- [Instruction] Write down every entry below once more, exactly.
── Record set ──
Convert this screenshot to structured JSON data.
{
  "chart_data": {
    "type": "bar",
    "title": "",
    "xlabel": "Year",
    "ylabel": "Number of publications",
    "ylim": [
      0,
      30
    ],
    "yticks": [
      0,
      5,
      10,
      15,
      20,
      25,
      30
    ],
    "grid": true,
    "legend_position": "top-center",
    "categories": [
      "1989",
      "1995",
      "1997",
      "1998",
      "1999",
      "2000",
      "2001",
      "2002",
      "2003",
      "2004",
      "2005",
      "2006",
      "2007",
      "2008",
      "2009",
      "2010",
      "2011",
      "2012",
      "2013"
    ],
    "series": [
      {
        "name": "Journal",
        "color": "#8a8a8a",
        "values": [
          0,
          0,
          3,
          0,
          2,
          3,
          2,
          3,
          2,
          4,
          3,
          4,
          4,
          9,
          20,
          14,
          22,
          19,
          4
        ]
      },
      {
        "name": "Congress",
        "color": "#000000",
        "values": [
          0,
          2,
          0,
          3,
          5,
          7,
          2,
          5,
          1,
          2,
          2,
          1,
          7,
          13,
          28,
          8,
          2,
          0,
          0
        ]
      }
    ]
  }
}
───
- [Finished exercise]
Convert this screenshot to structured JSON data.
{
  "chart_data": {
    "type": "bar",
    "title": "",
    "xlabel": "Year",
    "ylabel": "Number of publications",
    "ylim": [
      0,
      30
    ],
    "yticks": [
      0,
      5,
      10,
      15,
      20,
      25,
      30
    ],
    "grid": true,
    "legend_position": "top-center",
    "categories": [
      "1989",
      "1995",
      "1997",
      "1998",
      "1999",
      "2000",
      "2001",
      "2002",
      "2003",
      "2004",
      "2005",
      "2006",
      "2007",
      "2008",
      "2009",
      "2010",
      "2011",
      "2012",
      "2013"
    ],
    "series": [
      {
        "name": "Journal",
        "color": "#8a8a8a",
        "values": [
          0,
          0,
          3,
          0,
          2,
          3,
          2,
          3,
          2,
          4,
          3,
          4,
          4,
          9,
          20,
          14,
          22,
          19,
          4
        ]
      },
      {
        "name": "Congress",
        "color": "#000000",
        "values": [
          0,
          2,
          0,
          3,
          5,
          7,
          2,
          5,
          1,
          2,
          2,
          1,
          7,
          13,
          28,
          8,
          2,
          0,
          0
        ]
      }
    ]
  }
}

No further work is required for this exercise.